## DATASET ENTRIES
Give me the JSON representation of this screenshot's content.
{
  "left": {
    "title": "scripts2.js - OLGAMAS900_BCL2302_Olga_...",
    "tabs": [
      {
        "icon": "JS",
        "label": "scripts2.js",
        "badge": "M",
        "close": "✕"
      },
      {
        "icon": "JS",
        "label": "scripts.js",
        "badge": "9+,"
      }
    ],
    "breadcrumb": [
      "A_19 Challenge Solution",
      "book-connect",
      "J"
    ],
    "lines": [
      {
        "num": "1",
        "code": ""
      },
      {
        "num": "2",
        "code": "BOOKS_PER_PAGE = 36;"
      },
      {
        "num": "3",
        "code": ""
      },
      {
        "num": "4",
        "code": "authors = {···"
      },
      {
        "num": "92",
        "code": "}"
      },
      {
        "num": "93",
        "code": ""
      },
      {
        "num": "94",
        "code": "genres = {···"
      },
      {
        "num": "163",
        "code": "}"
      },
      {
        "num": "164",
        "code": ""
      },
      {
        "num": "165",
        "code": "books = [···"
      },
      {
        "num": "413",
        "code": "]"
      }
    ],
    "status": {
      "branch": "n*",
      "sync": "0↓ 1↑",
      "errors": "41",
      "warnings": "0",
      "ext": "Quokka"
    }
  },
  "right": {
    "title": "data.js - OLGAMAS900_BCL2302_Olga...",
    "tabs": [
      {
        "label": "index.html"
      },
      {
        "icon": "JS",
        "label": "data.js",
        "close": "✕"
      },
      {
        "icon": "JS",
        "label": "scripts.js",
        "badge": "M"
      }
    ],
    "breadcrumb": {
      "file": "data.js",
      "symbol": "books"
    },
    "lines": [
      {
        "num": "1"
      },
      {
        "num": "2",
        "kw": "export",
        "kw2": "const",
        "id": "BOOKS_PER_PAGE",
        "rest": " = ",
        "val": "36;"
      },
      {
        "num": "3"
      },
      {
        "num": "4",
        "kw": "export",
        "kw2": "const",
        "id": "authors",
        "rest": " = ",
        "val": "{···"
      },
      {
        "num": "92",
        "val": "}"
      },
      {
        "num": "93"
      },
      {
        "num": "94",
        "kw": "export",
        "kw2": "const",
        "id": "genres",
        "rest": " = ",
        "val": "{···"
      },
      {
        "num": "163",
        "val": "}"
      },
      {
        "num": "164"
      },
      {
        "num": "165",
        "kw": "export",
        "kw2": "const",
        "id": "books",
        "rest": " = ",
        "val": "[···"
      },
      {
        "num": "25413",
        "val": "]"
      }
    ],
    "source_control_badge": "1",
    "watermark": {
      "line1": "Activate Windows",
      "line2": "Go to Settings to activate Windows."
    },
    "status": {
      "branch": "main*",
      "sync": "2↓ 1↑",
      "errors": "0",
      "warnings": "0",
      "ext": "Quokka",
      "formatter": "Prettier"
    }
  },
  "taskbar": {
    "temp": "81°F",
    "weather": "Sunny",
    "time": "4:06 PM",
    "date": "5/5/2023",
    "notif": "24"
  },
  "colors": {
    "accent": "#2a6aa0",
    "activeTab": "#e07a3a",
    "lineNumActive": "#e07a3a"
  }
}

==

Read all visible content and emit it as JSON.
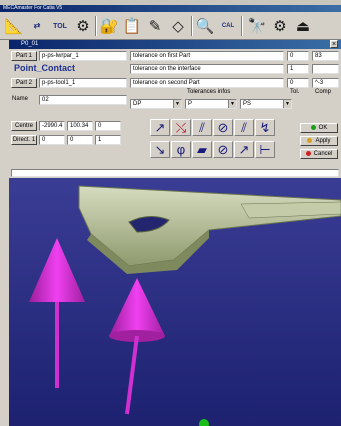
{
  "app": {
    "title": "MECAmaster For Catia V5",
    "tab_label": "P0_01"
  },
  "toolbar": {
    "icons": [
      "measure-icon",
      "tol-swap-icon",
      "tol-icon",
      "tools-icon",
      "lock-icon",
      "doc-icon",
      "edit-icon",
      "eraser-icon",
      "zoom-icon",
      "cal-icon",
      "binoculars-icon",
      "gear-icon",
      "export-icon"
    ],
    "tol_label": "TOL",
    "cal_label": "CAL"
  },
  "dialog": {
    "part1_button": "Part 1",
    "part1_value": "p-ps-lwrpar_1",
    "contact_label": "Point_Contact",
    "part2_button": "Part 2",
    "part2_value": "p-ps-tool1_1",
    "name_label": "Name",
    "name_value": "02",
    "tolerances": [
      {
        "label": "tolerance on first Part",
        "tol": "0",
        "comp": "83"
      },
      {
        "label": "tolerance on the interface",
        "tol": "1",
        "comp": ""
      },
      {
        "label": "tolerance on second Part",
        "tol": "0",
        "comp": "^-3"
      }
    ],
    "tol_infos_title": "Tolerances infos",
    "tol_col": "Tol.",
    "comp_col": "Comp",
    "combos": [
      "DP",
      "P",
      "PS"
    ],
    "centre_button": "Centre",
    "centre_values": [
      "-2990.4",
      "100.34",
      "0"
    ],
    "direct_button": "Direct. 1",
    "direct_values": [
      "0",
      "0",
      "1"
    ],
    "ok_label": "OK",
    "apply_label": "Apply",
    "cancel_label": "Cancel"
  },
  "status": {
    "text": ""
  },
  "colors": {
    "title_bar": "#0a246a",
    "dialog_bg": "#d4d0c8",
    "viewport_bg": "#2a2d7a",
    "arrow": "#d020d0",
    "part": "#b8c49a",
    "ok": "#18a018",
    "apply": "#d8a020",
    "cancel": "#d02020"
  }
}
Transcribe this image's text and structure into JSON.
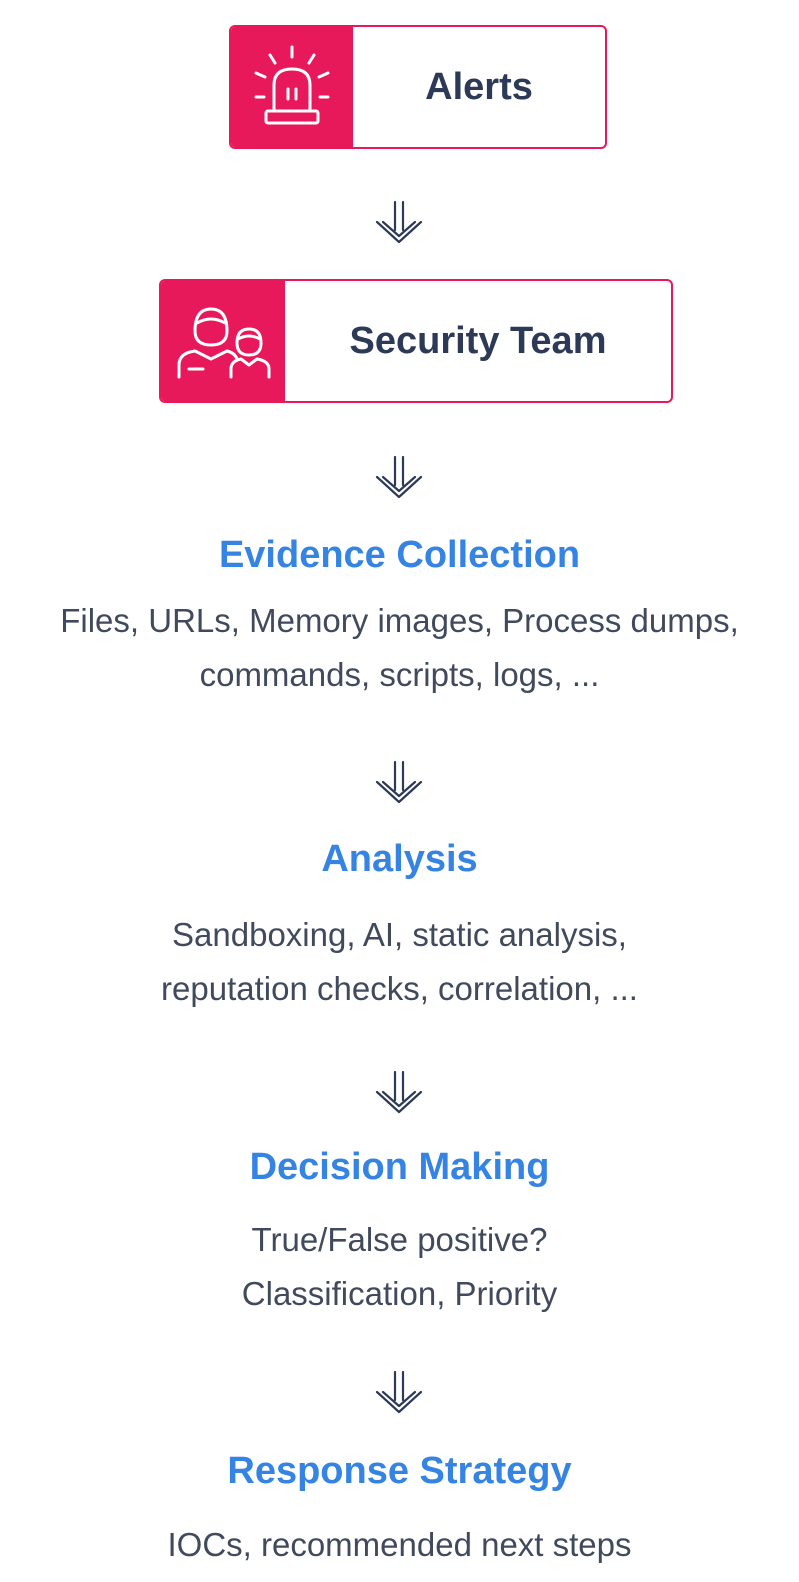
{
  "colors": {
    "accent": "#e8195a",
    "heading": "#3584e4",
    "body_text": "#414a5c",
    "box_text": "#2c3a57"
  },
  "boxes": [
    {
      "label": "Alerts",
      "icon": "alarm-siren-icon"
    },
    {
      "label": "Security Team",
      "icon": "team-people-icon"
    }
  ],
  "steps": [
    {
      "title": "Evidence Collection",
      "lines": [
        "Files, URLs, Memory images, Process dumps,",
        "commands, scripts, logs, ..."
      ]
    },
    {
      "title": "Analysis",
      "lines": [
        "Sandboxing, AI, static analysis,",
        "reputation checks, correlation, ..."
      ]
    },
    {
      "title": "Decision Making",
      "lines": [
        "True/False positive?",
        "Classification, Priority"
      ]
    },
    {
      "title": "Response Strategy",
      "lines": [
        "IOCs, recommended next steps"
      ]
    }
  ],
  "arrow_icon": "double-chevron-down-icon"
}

## EXERCISE TASK
List all lines in the material containing the string "this".

## SOLVED EXERCISE
Give me the JSON representation of this screenshot's content.
Transcribe this image's text and structure into JSON.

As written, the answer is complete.